> **DIRECTIONS**:
What is needed is an exact copy of the records below, with the pictures left out.

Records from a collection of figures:
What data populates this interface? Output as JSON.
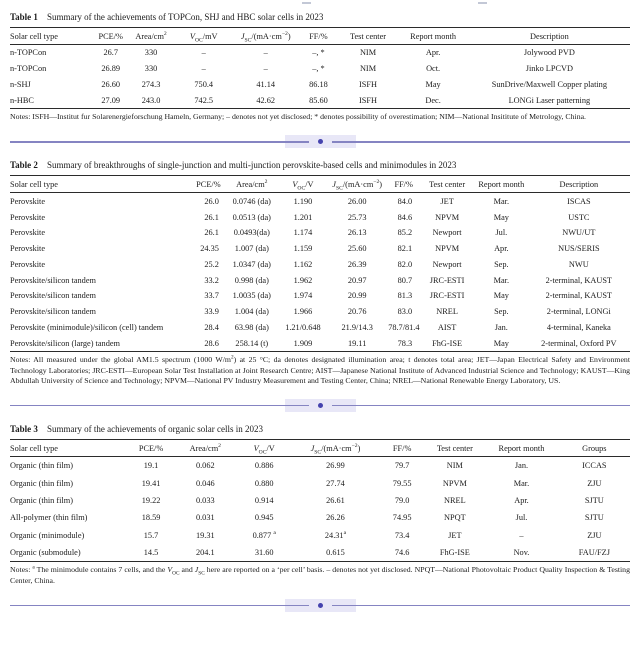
{
  "page": {
    "background": "#ffffff",
    "text_color": "#1b1b1b",
    "rule_color": "#2b2b2b"
  },
  "divider": {
    "dot": "",
    "line_color": "#8584c2",
    "dot_color": "#4543ae",
    "highlight_color": "#e8e7f7"
  },
  "tables": [
    {
      "caption_label": "Table 1",
      "caption_text": "Summary of the achievements of TOPCon, SHJ and HBC solar cells in 2023",
      "columns": [
        "Solar cell type",
        "PCE/%",
        "Area/cm^2^",
        "*V*~OC~/mV",
        "*J*~SC~/(mA·cm^−2^)",
        "FF/%",
        "Test center",
        "Report month",
        "Description"
      ],
      "rows": [
        [
          "n-TOPCon",
          "26.7",
          "330",
          "–",
          "–",
          "–, *",
          "NIM",
          "Apr.",
          "Jolywood PVD"
        ],
        [
          "n-TOPCon",
          "26.89",
          "330",
          "–",
          "–",
          "–, *",
          "NIM",
          "Oct.",
          "Jinko LPCVD"
        ],
        [
          "n-SHJ",
          "26.60",
          "274.3",
          "750.4",
          "41.14",
          "86.18",
          "ISFH",
          "May",
          "SunDrive/Maxwell Copper plating"
        ],
        [
          "n-HBC",
          "27.09",
          "243.0",
          "742.5",
          "42.62",
          "85.60",
          "ISFH",
          "Dec.",
          "LONGi Laser patterning"
        ]
      ],
      "notes": "Notes: ISFH—Institut fur Solarenergieforschung Hameln, Germany; – denotes not yet disclosed; * denotes possibility of overestimation; NIM—National Insititute of Metrology, China."
    },
    {
      "caption_label": "Table 2",
      "caption_text": "Summary of breakthroughs of single-junction and multi-junction perovskite-based cells and minimodules in 2023",
      "columns": [
        "Solar cell type",
        "PCE/%",
        "Area/cm^2^",
        "*V*~OC~/V",
        "*J*~SC~/(mA·cm^−2^)",
        "FF/%",
        "Test center",
        "Report month",
        "Description"
      ],
      "rows": [
        [
          "Perovskite",
          "26.0",
          "0.0746 (da)",
          "1.190",
          "26.00",
          "84.0",
          "JET",
          "Mar.",
          "ISCAS"
        ],
        [
          "Perovskite",
          "26.1",
          "0.0513 (da)",
          "1.201",
          "25.73",
          "84.6",
          "NPVM",
          "May",
          "USTC"
        ],
        [
          "Perovskite",
          "26.1",
          "0.0493(da)",
          "1.174",
          "26.13",
          "85.2",
          "Newport",
          "Jul.",
          "NWU/UT"
        ],
        [
          "Perovskite",
          "24.35",
          "1.007 (da)",
          "1.159",
          "25.60",
          "82.1",
          "NPVM",
          "Apr.",
          "NUS/SERIS"
        ],
        [
          "Perovskite",
          "25.2",
          "1.0347 (da)",
          "1.162",
          "26.39",
          "82.0",
          "Newport",
          "Sep.",
          "NWU"
        ],
        [
          "Perovskite/silicon tandem",
          "33.2",
          "0.998 (da)",
          "1.962",
          "20.97",
          "80.7",
          "JRC-ESTI",
          "Mar.",
          "2-terminal, KAUST"
        ],
        [
          "Perovskite/silicon tandem",
          "33.7",
          "1.0035 (da)",
          "1.974",
          "20.99",
          "81.3",
          "JRC-ESTI",
          "May",
          "2-terminal, KAUST"
        ],
        [
          "Perovskite/silicon tandem",
          "33.9",
          "1.004 (da)",
          "1.966",
          "20.76",
          "83.0",
          "NREL",
          "Sep.",
          "2-terminal, LONGi"
        ],
        [
          "Perovskite (minimodule)/silicon (cell) tandem",
          "28.4",
          "63.98 (da)",
          "1.21/0.648",
          "21.9/14.3",
          "78.7/81.4",
          "AIST",
          "Jan.",
          "4-terminal, Kaneka"
        ],
        [
          "Perovskite/silicon (large) tandem",
          "28.6",
          "258.14 (t)",
          "1.909",
          "19.11",
          "78.3",
          "FhG-ISE",
          "May",
          "2-terminal, Oxford PV"
        ]
      ],
      "notes": "Notes: All measured under the global AM1.5 spectrum (1000 W/m^2^) at 25 °C; da denotes designated illumination area; t denotes total area; JET—Japan Electrical Safety and Environment Technology Laboratories; JRC-ESTI—European Solar Test Installation at Joint Research Centre; AIST—Japanese National Institute of Advanced Industrial Science and Technology; KAUST—King Abdullah University of Science and Technology; NPVM—National PV Industry Measurement and Testing Center, China; NREL—National Renewable Energy Laboratory, US."
    },
    {
      "caption_label": "Table 3",
      "caption_text": "Summary of the achievements of organic solar cells in 2023",
      "columns": [
        "Solar cell type",
        "PCE/%",
        "Area/cm^2^",
        "*V*~OC~/V",
        "*J*~SC~/(mA·cm^−2^)",
        "FF/%",
        "Test center",
        "Report month",
        "Groups"
      ],
      "rows": [
        [
          "Organic (thin film)",
          "19.1",
          "0.062",
          "0.886",
          "26.99",
          "79.7",
          "NIM",
          "Jan.",
          "ICCAS"
        ],
        [
          "Organic (thin film)",
          "19.41",
          "0.046",
          "0.880",
          "27.74",
          "79.55",
          "NPVM",
          "Mar.",
          "ZJU"
        ],
        [
          "Organic (thin film)",
          "19.22",
          "0.033",
          "0.914",
          "26.61",
          "79.0",
          "NREL",
          "Apr.",
          "SJTU"
        ],
        [
          "All-polymer (thin film)",
          "18.59",
          "0.031",
          "0.945",
          "26.26",
          "74.95",
          "NPQT",
          "Jul.",
          "SJTU"
        ],
        [
          "Organic (minimodule)",
          "15.7",
          "19.31",
          "0.877 ^a^",
          "24.31^a^",
          "73.4",
          "JET",
          "–",
          "ZJU"
        ],
        [
          "Organic (submodule)",
          "14.5",
          "204.1",
          "31.60",
          "0.615",
          "74.6",
          "FhG-ISE",
          "Nov.",
          "FAU/FZJ"
        ]
      ],
      "notes": "Notes: ^a^ The minimodule contains 7 cells, and the *V*~OC~ and *J*~SC~ here are reported on a ‘per cell’ basis. – denotes not yet disclosed. NPQT—National Photovoltaic Product Quality Inspection & Testing Center, China."
    }
  ]
}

> **RESPONSE TO THE TASK**:
What data populates this interface? Output as JSON.
{
  "page": {
    "background": "#ffffff",
    "text_color": "#1b1b1b",
    "rule_color": "#2b2b2b"
  },
  "divider": {
    "dot": "",
    "line_color": "#8584c2",
    "dot_color": "#4543ae",
    "highlight_color": "#e8e7f7"
  },
  "tables": [
    {
      "caption_label": "Table 1",
      "caption_text": "Summary of the achievements of TOPCon, SHJ and HBC solar cells in 2023",
      "columns": [
        "Solar cell type",
        "PCE/%",
        "Area/cm^2^",
        "*V*~OC~/mV",
        "*J*~SC~/(mA·cm^−2^)",
        "FF/%",
        "Test center",
        "Report month",
        "Description"
      ],
      "rows": [
        [
          "n-TOPCon",
          "26.7",
          "330",
          "–",
          "–",
          "–, *",
          "NIM",
          "Apr.",
          "Jolywood PVD"
        ],
        [
          "n-TOPCon",
          "26.89",
          "330",
          "–",
          "–",
          "–, *",
          "NIM",
          "Oct.",
          "Jinko LPCVD"
        ],
        [
          "n-SHJ",
          "26.60",
          "274.3",
          "750.4",
          "41.14",
          "86.18",
          "ISFH",
          "May",
          "SunDrive/Maxwell Copper plating"
        ],
        [
          "n-HBC",
          "27.09",
          "243.0",
          "742.5",
          "42.62",
          "85.60",
          "ISFH",
          "Dec.",
          "LONGi Laser patterning"
        ]
      ],
      "notes": "Notes: ISFH—Institut fur Solarenergieforschung Hameln, Germany; – denotes not yet disclosed; * denotes possibility of overestimation; NIM—National Insititute of Metrology, China."
    },
    {
      "caption_label": "Table 2",
      "caption_text": "Summary of breakthroughs of single-junction and multi-junction perovskite-based cells and minimodules in 2023",
      "columns": [
        "Solar cell type",
        "PCE/%",
        "Area/cm^2^",
        "*V*~OC~/V",
        "*J*~SC~/(mA·cm^−2^)",
        "FF/%",
        "Test center",
        "Report month",
        "Description"
      ],
      "rows": [
        [
          "Perovskite",
          "26.0",
          "0.0746 (da)",
          "1.190",
          "26.00",
          "84.0",
          "JET",
          "Mar.",
          "ISCAS"
        ],
        [
          "Perovskite",
          "26.1",
          "0.0513 (da)",
          "1.201",
          "25.73",
          "84.6",
          "NPVM",
          "May",
          "USTC"
        ],
        [
          "Perovskite",
          "26.1",
          "0.0493(da)",
          "1.174",
          "26.13",
          "85.2",
          "Newport",
          "Jul.",
          "NWU/UT"
        ],
        [
          "Perovskite",
          "24.35",
          "1.007 (da)",
          "1.159",
          "25.60",
          "82.1",
          "NPVM",
          "Apr.",
          "NUS/SERIS"
        ],
        [
          "Perovskite",
          "25.2",
          "1.0347 (da)",
          "1.162",
          "26.39",
          "82.0",
          "Newport",
          "Sep.",
          "NWU"
        ],
        [
          "Perovskite/silicon tandem",
          "33.2",
          "0.998 (da)",
          "1.962",
          "20.97",
          "80.7",
          "JRC-ESTI",
          "Mar.",
          "2-terminal, KAUST"
        ],
        [
          "Perovskite/silicon tandem",
          "33.7",
          "1.0035 (da)",
          "1.974",
          "20.99",
          "81.3",
          "JRC-ESTI",
          "May",
          "2-terminal, KAUST"
        ],
        [
          "Perovskite/silicon tandem",
          "33.9",
          "1.004 (da)",
          "1.966",
          "20.76",
          "83.0",
          "NREL",
          "Sep.",
          "2-terminal, LONGi"
        ],
        [
          "Perovskite (minimodule)/silicon (cell) tandem",
          "28.4",
          "63.98 (da)",
          "1.21/0.648",
          "21.9/14.3",
          "78.7/81.4",
          "AIST",
          "Jan.",
          "4-terminal, Kaneka"
        ],
        [
          "Perovskite/silicon (large) tandem",
          "28.6",
          "258.14 (t)",
          "1.909",
          "19.11",
          "78.3",
          "FhG-ISE",
          "May",
          "2-terminal, Oxford PV"
        ]
      ],
      "notes": "Notes: All measured under the global AM1.5 spectrum (1000 W/m^2^) at 25 °C; da denotes designated illumination area; t denotes total area; JET—Japan Electrical Safety and Environment Technology Laboratories; JRC-ESTI—European Solar Test Installation at Joint Research Centre; AIST—Japanese National Institute of Advanced Industrial Science and Technology; KAUST—King Abdullah University of Science and Technology; NPVM—National PV Industry Measurement and Testing Center, China; NREL—National Renewable Energy Laboratory, US."
    },
    {
      "caption_label": "Table 3",
      "caption_text": "Summary of the achievements of organic solar cells in 2023",
      "columns": [
        "Solar cell type",
        "PCE/%",
        "Area/cm^2^",
        "*V*~OC~/V",
        "*J*~SC~/(mA·cm^−2^)",
        "FF/%",
        "Test center",
        "Report month",
        "Groups"
      ],
      "rows": [
        [
          "Organic (thin film)",
          "19.1",
          "0.062",
          "0.886",
          "26.99",
          "79.7",
          "NIM",
          "Jan.",
          "ICCAS"
        ],
        [
          "Organic (thin film)",
          "19.41",
          "0.046",
          "0.880",
          "27.74",
          "79.55",
          "NPVM",
          "Mar.",
          "ZJU"
        ],
        [
          "Organic (thin film)",
          "19.22",
          "0.033",
          "0.914",
          "26.61",
          "79.0",
          "NREL",
          "Apr.",
          "SJTU"
        ],
        [
          "All-polymer (thin film)",
          "18.59",
          "0.031",
          "0.945",
          "26.26",
          "74.95",
          "NPQT",
          "Jul.",
          "SJTU"
        ],
        [
          "Organic (minimodule)",
          "15.7",
          "19.31",
          "0.877 ^a^",
          "24.31^a^",
          "73.4",
          "JET",
          "–",
          "ZJU"
        ],
        [
          "Organic (submodule)",
          "14.5",
          "204.1",
          "31.60",
          "0.615",
          "74.6",
          "FhG-ISE",
          "Nov.",
          "FAU/FZJ"
        ]
      ],
      "notes": "Notes: ^a^ The minimodule contains 7 cells, and the *V*~OC~ and *J*~SC~ here are reported on a ‘per cell’ basis. – denotes not yet disclosed. NPQT—National Photovoltaic Product Quality Inspection & Testing Center, China."
    }
  ]
}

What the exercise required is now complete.